── Records ──
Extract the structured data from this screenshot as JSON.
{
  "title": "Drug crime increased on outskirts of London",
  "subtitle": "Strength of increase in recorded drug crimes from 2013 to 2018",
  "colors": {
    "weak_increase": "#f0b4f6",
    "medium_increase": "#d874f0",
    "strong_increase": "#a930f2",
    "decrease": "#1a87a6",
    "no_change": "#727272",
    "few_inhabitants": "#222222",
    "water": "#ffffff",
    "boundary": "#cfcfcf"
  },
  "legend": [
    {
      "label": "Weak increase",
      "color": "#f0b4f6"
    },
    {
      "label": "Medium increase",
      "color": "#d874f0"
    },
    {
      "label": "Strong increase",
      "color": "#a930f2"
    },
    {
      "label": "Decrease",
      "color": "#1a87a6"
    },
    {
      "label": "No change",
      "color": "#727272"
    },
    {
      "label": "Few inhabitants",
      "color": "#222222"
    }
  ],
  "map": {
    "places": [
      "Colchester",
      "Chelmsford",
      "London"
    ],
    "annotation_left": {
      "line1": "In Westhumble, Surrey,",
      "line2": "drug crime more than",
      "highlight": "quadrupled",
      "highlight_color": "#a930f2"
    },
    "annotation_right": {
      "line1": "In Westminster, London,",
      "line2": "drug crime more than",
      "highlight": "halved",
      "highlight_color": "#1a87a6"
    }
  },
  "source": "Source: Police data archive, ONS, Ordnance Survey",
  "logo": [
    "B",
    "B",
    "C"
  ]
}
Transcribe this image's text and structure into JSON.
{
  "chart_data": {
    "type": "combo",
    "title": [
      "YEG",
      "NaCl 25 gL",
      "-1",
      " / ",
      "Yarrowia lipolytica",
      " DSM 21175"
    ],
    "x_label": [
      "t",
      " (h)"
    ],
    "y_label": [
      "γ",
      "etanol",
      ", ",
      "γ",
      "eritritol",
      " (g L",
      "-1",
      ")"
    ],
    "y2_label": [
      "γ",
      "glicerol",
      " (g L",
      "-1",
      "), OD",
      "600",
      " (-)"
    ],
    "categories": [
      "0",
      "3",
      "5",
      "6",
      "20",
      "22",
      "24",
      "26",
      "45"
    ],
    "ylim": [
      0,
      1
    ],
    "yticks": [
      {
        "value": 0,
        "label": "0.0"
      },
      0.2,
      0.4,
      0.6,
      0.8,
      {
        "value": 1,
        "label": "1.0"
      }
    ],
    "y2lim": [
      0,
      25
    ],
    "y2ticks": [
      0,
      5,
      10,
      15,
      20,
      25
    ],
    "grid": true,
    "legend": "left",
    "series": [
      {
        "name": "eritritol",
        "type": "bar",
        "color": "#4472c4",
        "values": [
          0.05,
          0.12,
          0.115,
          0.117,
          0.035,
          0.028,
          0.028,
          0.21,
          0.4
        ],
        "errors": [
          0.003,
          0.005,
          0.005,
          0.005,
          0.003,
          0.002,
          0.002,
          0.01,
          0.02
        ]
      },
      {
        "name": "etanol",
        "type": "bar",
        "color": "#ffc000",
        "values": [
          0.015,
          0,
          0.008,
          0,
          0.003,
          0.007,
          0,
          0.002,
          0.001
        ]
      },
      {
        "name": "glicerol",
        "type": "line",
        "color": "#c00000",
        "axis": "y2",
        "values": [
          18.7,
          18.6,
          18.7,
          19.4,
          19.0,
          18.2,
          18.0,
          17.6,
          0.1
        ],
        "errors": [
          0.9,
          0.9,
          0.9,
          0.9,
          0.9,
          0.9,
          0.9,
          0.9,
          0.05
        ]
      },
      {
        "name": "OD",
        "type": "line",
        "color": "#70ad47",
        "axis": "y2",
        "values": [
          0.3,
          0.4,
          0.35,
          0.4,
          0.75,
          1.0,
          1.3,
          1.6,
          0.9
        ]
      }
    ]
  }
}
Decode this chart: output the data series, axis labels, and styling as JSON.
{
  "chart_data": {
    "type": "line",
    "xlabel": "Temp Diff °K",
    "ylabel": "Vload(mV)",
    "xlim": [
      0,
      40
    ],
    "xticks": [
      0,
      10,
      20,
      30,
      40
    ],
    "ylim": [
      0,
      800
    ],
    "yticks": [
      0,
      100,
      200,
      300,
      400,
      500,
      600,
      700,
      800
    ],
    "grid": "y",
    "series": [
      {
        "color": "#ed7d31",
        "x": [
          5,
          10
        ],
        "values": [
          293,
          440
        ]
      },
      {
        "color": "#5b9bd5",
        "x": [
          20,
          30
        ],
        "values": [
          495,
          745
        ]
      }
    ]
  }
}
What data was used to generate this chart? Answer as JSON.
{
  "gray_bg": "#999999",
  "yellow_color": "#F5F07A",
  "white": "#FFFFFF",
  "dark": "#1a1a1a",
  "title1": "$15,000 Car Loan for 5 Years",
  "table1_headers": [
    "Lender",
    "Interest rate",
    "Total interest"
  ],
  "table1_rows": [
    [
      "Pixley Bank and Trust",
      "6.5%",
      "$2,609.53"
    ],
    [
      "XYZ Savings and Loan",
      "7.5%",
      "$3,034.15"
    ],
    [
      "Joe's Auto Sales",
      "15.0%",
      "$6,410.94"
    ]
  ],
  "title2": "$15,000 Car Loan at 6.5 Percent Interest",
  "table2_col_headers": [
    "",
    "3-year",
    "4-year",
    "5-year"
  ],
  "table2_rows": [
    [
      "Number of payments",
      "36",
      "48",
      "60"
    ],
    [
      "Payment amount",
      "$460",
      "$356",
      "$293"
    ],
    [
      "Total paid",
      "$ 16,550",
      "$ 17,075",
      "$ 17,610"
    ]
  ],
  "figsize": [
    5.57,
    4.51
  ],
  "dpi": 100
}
───
### Instructions to follow:
Repeat the material above exactly.

### Written reply:
Extract the structured data from this screenshot as JSON.
{
  "title": "Drug crime increased on outskirts of London",
  "subtitle": "Strength of increase in recorded drug crimes from 2013 to 2018",
  "colors": {
    "weak_increase": "#f0b4f6",
    "medium_increase": "#d874f0",
    "strong_increase": "#a930f2",
    "decrease": "#1a87a6",
    "no_change": "#727272",
    "few_inhabitants": "#222222",
    "water": "#ffffff",
    "boundary": "#cfcfcf"
  },
  "legend": [
    {
      "label": "Weak increase",
      "color": "#f0b4f6"
    },
    {
      "label": "Medium increase",
      "color": "#d874f0"
    },
    {
      "label": "Strong increase",
      "color": "#a930f2"
    },
    {
      "label": "Decrease",
      "color": "#1a87a6"
    },
    {
      "label": "No change",
      "color": "#727272"
    },
    {
      "label": "Few inhabitants",
      "color": "#222222"
    }
  ],
  "map": {
    "places": [
      "Colchester",
      "Chelmsford",
      "London"
    ],
    "annotation_left": {
      "line1": "In Westhumble, Surrey,",
      "line2": "drug crime more than",
      "highlight": "quadrupled",
      "highlight_color": "#a930f2"
    },
    "annotation_right": {
      "line1": "In Westminster, London,",
      "line2": "drug crime more than",
      "highlight": "halved",
      "highlight_color": "#1a87a6"
    }
  },
  "source": "Source: Police data archive, ONS, Ordnance Survey",
  "logo": [
    "B",
    "B",
    "C"
  ]
}
Transcribe this image's text and structure into JSON.
{
  "chart_data": {
    "type": "combo",
    "title": [
      "YEG",
      "NaCl 25 gL",
      "-1",
      " / ",
      "Yarrowia lipolytica",
      " DSM 21175"
    ],
    "x_label": [
      "t",
      " (h)"
    ],
    "y_label": [
      "γ",
      "etanol",
      ", ",
      "γ",
      "eritritol",
      " (g L",
      "-1",
      ")"
    ],
    "y2_label": [
      "γ",
      "glicerol",
      " (g L",
      "-1",
      "), OD",
      "600",
      " (-)"
    ],
    "categories": [
      "0",
      "3",
      "5",
      "6",
      "20",
      "22",
      "24",
      "26",
      "45"
    ],
    "ylim": [
      0,
      1
    ],
    "yticks": [
      {
        "value": 0,
        "label": "0.0"
      },
      0.2,
      0.4,
      0.6,
      0.8,
      {
        "value": 1,
        "label": "1.0"
      }
    ],
    "y2lim": [
      0,
      25
    ],
    "y2ticks": [
      0,
      5,
      10,
      15,
      20,
      25
    ],
    "grid": true,
    "legend": "left",
    "series": [
      {
        "name": "eritritol",
        "type": "bar",
        "color": "#4472c4",
        "values": [
          0.05,
          0.12,
          0.115,
          0.117,
          0.035,
          0.028,
          0.028,
          0.21,
          0.4
        ],
        "errors": [
          0.003,
          0.005,
          0.005,
          0.005,
          0.003,
          0.002,
          0.002,
          0.01,
          0.02
        ]
      },
      {
        "name": "etanol",
        "type": "bar",
        "color": "#ffc000",
        "values": [
          0.015,
          0,
          0.008,
          0,
          0.003,
          0.007,
          0,
          0.002,
          0.001
        ]
      },
      {
        "name": "glicerol",
        "type": "line",
        "color": "#c00000",
        "axis": "y2",
        "values": [
          18.7,
          18.6,
          18.7,
          19.4,
          19.0,
          18.2,
          18.0,
          17.6,
          0.1
        ],
        "errors": [
          0.9,
          0.9,
          0.9,
          0.9,
          0.9,
          0.9,
          0.9,
          0.9,
          0.05
        ]
      },
      {
        "name": "OD",
        "type": "line",
        "color": "#70ad47",
        "axis": "y2",
        "values": [
          0.3,
          0.4,
          0.35,
          0.4,
          0.75,
          1.0,
          1.3,
          1.6,
          0.9
        ]
      }
    ]
  }
}
Decode this chart: output the data series, axis labels, and styling as JSON.
{
  "chart_data": {
    "type": "line",
    "xlabel": "Temp Diff °K",
    "ylabel": "Vload(mV)",
    "xlim": [
      0,
      40
    ],
    "xticks": [
      0,
      10,
      20,
      30,
      40
    ],
    "ylim": [
      0,
      800
    ],
    "yticks": [
      0,
      100,
      200,
      300,
      400,
      500,
      600,
      700,
      800
    ],
    "grid": "y",
    "series": [
      {
        "color": "#ed7d31",
        "x": [
          5,
          10
        ],
        "values": [
          293,
          440
        ]
      },
      {
        "color": "#5b9bd5",
        "x": [
          20,
          30
        ],
        "values": [
          495,
          745
        ]
      }
    ]
  }
}
What data was used to generate this chart? Answer as JSON.
{
  "gray_bg": "#999999",
  "yellow_color": "#F5F07A",
  "white": "#FFFFFF",
  "dark": "#1a1a1a",
  "title1": "$15,000 Car Loan for 5 Years",
  "table1_headers": [
    "Lender",
    "Interest rate",
    "Total interest"
  ],
  "table1_rows": [
    [
      "Pixley Bank and Trust",
      "6.5%",
      "$2,609.53"
    ],
    [
      "XYZ Savings and Loan",
      "7.5%",
      "$3,034.15"
    ],
    [
      "Joe's Auto Sales",
      "15.0%",
      "$6,410.94"
    ]
  ],
  "title2": "$15,000 Car Loan at 6.5 Percent Interest",
  "table2_col_headers": [
    "",
    "3-year",
    "4-year",
    "5-year"
  ],
  "table2_rows": [
    [
      "Number of payments",
      "36",
      "48",
      "60"
    ],
    [
      "Payment amount",
      "$460",
      "$356",
      "$293"
    ],
    [
      "Total paid",
      "$ 16,550",
      "$ 17,075",
      "$ 17,610"
    ]
  ],
  "figsize": [
    5.57,
    4.51
  ],
  "dpi": 100
}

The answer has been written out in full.